Collected data entries:
+-------+

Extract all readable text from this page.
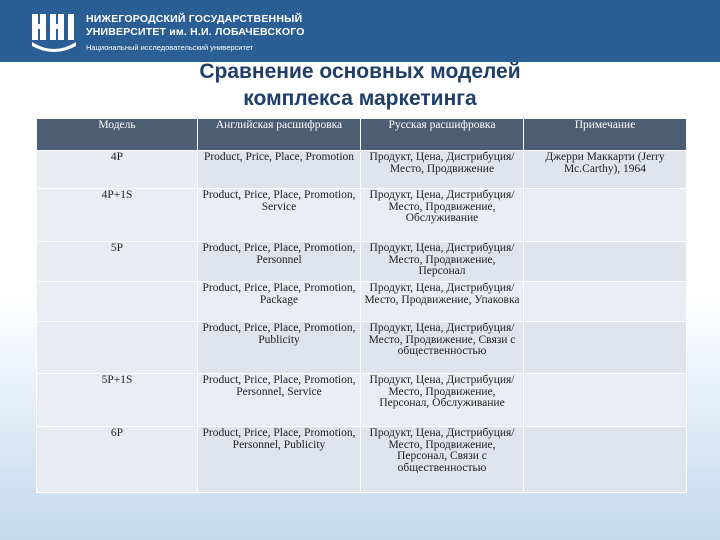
НИЖЕГОРОДСКИЙ ГОСУДАРСТВЕННЫЙ
УНИВЕРСИТЕТ им. Н.И. ЛОБАЧЕВСКОГО
Национальный исследовательский университет
Сравнение основных моделей
комплекса маркетинга
Модель	Английская расшифровка	Русская расшифровка	Примечание
4P	Product, Price, Place, Promotion	Продукт, Цена, Дистрибуция/Место, Продвижение	Джерри Маккарти (Jerry Mc.Carthy), 1964
4P+1S	Product, Price, Place, Promotion, Service	Продукт, Цена, Дистрибуция/Место, Продвижение, Обслуживание	
5P	Product, Price, Place, Promotion, Personnel	Продукт, Цена, Дистрибуция/Место, Продвижение, Персонал	
	Product, Price, Place, Promotion, Package	Продукт, Цена, Дистрибуция/Место, Продвижение, Упаковка	
	Product, Price, Place, Promotion, Publicity	Продукт, Цена, Дистрибуция/Место, Продвижение, Связи с общественностью	
5P+1S	Product, Price, Place, Promotion, Personnel, Service	Продукт, Цена, Дистрибуция/Место, Продвижение, Персонал, Обслуживание	
6P	Product, Price, Place, Promotion, Personnel, Publicity	Продукт, Цена, Дистрибуция/Место, Продвижение, Персонал, Связи с общественностью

+-------+

Written exercise: Give the data again exactly as written, with all pictures left out.

Problem solution:
Extract all readable text from this page.
НИЖЕГОРОДСКИЙ ГОСУДАРСТВЕННЫЙ
УНИВЕРСИТЕТ им. Н.И. ЛОБАЧЕВСКОГО
Национальный исследовательский университет
Сравнение основных моделей
комплекса маркетинга
Модель	Английская расшифровка	Русская расшифровка	Примечание
4P	Product, Price, Place, Promotion	Продукт, Цена, Дистрибуция/Место, Продвижение	Джерри Маккарти (Jerry Mc.Carthy), 1964
4P+1S	Product, Price, Place, Promotion, Service	Продукт, Цена, Дистрибуция/Место, Продвижение, Обслуживание	
5P	Product, Price, Place, Promotion, Personnel	Продукт, Цена, Дистрибуция/Место, Продвижение, Персонал	
	Product, Price, Place, Promotion, Package	Продукт, Цена, Дистрибуция/Место, Продвижение, Упаковка	
	Product, Price, Place, Promotion, Publicity	Продукт, Цена, Дистрибуция/Место, Продвижение, Связи с общественностью	
5P+1S	Product, Price, Place, Promotion, Personnel, Service	Продукт, Цена, Дистрибуция/Место, Продвижение, Персонал, Обслуживание	
6P	Product, Price, Place, Promotion, Personnel, Publicity	Продукт, Цена, Дистрибуция/Место, Продвижение, Персонал, Связи с общественностью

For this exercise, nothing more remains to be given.